THE REQUEST
Reproduce the entries in full, with no changes.

RECORDS FOR PROCESSING
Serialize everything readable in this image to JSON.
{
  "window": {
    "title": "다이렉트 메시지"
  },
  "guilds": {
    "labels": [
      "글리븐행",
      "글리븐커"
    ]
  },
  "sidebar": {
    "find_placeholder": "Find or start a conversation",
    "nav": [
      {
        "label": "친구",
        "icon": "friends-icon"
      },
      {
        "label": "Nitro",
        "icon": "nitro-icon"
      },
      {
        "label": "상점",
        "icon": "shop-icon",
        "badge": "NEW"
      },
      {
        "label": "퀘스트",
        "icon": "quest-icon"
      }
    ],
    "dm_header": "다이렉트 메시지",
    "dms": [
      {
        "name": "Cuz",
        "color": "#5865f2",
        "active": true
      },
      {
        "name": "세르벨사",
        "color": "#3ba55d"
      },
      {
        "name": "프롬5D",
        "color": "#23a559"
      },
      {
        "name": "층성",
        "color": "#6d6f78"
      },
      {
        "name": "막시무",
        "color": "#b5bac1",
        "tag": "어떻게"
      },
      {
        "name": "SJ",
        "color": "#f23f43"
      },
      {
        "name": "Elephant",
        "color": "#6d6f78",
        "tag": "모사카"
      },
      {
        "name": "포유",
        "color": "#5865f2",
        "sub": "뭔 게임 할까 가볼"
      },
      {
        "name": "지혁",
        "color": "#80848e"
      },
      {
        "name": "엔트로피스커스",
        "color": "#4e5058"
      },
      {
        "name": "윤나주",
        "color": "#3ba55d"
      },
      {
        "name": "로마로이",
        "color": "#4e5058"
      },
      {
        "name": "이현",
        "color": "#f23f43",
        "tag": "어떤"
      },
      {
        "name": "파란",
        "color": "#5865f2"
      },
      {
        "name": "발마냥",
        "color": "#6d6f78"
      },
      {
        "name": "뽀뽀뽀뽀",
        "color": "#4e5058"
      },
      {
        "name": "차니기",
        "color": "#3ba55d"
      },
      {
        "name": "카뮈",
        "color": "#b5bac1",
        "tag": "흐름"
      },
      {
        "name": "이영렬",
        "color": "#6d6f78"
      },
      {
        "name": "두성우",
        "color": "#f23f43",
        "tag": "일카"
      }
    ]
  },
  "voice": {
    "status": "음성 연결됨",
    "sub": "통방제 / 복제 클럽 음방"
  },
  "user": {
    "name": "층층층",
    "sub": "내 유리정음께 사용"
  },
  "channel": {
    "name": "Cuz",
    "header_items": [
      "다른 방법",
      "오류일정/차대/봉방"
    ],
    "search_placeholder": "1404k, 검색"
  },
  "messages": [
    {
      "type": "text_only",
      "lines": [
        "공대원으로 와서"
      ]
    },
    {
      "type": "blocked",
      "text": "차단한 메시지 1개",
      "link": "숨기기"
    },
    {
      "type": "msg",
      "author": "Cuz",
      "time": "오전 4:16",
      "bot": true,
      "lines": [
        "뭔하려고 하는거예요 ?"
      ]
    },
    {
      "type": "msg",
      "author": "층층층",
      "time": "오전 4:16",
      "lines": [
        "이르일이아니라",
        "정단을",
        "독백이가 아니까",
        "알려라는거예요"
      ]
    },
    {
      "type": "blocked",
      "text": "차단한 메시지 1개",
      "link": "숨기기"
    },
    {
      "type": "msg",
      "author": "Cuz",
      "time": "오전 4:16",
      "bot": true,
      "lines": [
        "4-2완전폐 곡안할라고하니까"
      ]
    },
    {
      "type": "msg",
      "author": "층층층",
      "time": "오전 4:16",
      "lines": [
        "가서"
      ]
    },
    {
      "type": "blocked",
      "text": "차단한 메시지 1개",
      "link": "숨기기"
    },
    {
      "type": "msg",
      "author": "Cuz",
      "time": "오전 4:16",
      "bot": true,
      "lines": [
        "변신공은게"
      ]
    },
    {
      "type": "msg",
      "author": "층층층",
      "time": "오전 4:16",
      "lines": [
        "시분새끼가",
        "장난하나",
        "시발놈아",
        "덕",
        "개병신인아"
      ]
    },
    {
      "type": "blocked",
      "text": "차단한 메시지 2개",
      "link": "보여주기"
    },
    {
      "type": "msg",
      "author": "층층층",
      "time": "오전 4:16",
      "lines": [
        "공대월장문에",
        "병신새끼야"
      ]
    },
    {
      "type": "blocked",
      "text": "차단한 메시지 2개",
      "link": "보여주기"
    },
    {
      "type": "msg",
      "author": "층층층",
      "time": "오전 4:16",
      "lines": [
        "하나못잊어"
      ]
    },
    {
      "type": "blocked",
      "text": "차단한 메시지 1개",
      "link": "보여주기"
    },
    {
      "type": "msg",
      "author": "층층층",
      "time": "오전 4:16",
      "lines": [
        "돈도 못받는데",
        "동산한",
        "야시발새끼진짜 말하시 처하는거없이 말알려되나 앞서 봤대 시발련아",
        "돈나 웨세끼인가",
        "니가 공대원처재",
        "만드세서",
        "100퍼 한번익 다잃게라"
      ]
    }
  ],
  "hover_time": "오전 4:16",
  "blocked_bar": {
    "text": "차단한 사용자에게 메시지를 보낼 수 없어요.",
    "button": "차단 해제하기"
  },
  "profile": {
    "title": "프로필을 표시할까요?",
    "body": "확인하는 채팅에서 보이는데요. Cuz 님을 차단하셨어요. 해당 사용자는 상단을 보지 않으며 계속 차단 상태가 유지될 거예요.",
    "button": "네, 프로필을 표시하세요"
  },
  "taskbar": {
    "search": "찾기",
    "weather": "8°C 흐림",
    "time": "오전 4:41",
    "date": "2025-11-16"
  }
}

ANSWER
Serialize everything readable in this image to JSON.
{
  "window": {
    "title": "다이렉트 메시지"
  },
  "guilds": {
    "labels": [
      "글리븐행",
      "글리븐커"
    ]
  },
  "sidebar": {
    "find_placeholder": "Find or start a conversation",
    "nav": [
      {
        "label": "친구",
        "icon": "friends-icon"
      },
      {
        "label": "Nitro",
        "icon": "nitro-icon"
      },
      {
        "label": "상점",
        "icon": "shop-icon",
        "badge": "NEW"
      },
      {
        "label": "퀘스트",
        "icon": "quest-icon"
      }
    ],
    "dm_header": "다이렉트 메시지",
    "dms": [
      {
        "name": "Cuz",
        "color": "#5865f2",
        "active": true
      },
      {
        "name": "세르벨사",
        "color": "#3ba55d"
      },
      {
        "name": "프롬5D",
        "color": "#23a559"
      },
      {
        "name": "층성",
        "color": "#6d6f78"
      },
      {
        "name": "막시무",
        "color": "#b5bac1",
        "tag": "어떻게"
      },
      {
        "name": "SJ",
        "color": "#f23f43"
      },
      {
        "name": "Elephant",
        "color": "#6d6f78",
        "tag": "모사카"
      },
      {
        "name": "포유",
        "color": "#5865f2",
        "sub": "뭔 게임 할까 가볼"
      },
      {
        "name": "지혁",
        "color": "#80848e"
      },
      {
        "name": "엔트로피스커스",
        "color": "#4e5058"
      },
      {
        "name": "윤나주",
        "color": "#3ba55d"
      },
      {
        "name": "로마로이",
        "color": "#4e5058"
      },
      {
        "name": "이현",
        "color": "#f23f43",
        "tag": "어떤"
      },
      {
        "name": "파란",
        "color": "#5865f2"
      },
      {
        "name": "발마냥",
        "color": "#6d6f78"
      },
      {
        "name": "뽀뽀뽀뽀",
        "color": "#4e5058"
      },
      {
        "name": "차니기",
        "color": "#3ba55d"
      },
      {
        "name": "카뮈",
        "color": "#b5bac1",
        "tag": "흐름"
      },
      {
        "name": "이영렬",
        "color": "#6d6f78"
      },
      {
        "name": "두성우",
        "color": "#f23f43",
        "tag": "일카"
      }
    ]
  },
  "voice": {
    "status": "음성 연결됨",
    "sub": "통방제 / 복제 클럽 음방"
  },
  "user": {
    "name": "층층층",
    "sub": "내 유리정음께 사용"
  },
  "channel": {
    "name": "Cuz",
    "header_items": [
      "다른 방법",
      "오류일정/차대/봉방"
    ],
    "search_placeholder": "1404k, 검색"
  },
  "messages": [
    {
      "type": "text_only",
      "lines": [
        "공대원으로 와서"
      ]
    },
    {
      "type": "blocked",
      "text": "차단한 메시지 1개",
      "link": "숨기기"
    },
    {
      "type": "msg",
      "author": "Cuz",
      "time": "오전 4:16",
      "bot": true,
      "lines": [
        "뭔하려고 하는거예요 ?"
      ]
    },
    {
      "type": "msg",
      "author": "층층층",
      "time": "오전 4:16",
      "lines": [
        "이르일이아니라",
        "정단을",
        "독백이가 아니까",
        "알려라는거예요"
      ]
    },
    {
      "type": "blocked",
      "text": "차단한 메시지 1개",
      "link": "숨기기"
    },
    {
      "type": "msg",
      "author": "Cuz",
      "time": "오전 4:16",
      "bot": true,
      "lines": [
        "4-2완전폐 곡안할라고하니까"
      ]
    },
    {
      "type": "msg",
      "author": "층층층",
      "time": "오전 4:16",
      "lines": [
        "가서"
      ]
    },
    {
      "type": "blocked",
      "text": "차단한 메시지 1개",
      "link": "숨기기"
    },
    {
      "type": "msg",
      "author": "Cuz",
      "time": "오전 4:16",
      "bot": true,
      "lines": [
        "변신공은게"
      ]
    },
    {
      "type": "msg",
      "author": "층층층",
      "time": "오전 4:16",
      "lines": [
        "시분새끼가",
        "장난하나",
        "시발놈아",
        "덕",
        "개병신인아"
      ]
    },
    {
      "type": "blocked",
      "text": "차단한 메시지 2개",
      "link": "보여주기"
    },
    {
      "type": "msg",
      "author": "층층층",
      "time": "오전 4:16",
      "lines": [
        "공대월장문에",
        "병신새끼야"
      ]
    },
    {
      "type": "blocked",
      "text": "차단한 메시지 2개",
      "link": "보여주기"
    },
    {
      "type": "msg",
      "author": "층층층",
      "time": "오전 4:16",
      "lines": [
        "하나못잊어"
      ]
    },
    {
      "type": "blocked",
      "text": "차단한 메시지 1개",
      "link": "보여주기"
    },
    {
      "type": "msg",
      "author": "층층층",
      "time": "오전 4:16",
      "lines": [
        "돈도 못받는데",
        "동산한",
        "야시발새끼진짜 말하시 처하는거없이 말알려되나 앞서 봤대 시발련아",
        "돈나 웨세끼인가",
        "니가 공대원처재",
        "만드세서",
        "100퍼 한번익 다잃게라"
      ]
    }
  ],
  "hover_time": "오전 4:16",
  "blocked_bar": {
    "text": "차단한 사용자에게 메시지를 보낼 수 없어요.",
    "button": "차단 해제하기"
  },
  "profile": {
    "title": "프로필을 표시할까요?",
    "body": "확인하는 채팅에서 보이는데요. Cuz 님을 차단하셨어요. 해당 사용자는 상단을 보지 않으며 계속 차단 상태가 유지될 거예요.",
    "button": "네, 프로필을 표시하세요"
  },
  "taskbar": {
    "search": "찾기",
    "weather": "8°C 흐림",
    "time": "오전 4:41",
    "date": "2025-11-16"
  }
}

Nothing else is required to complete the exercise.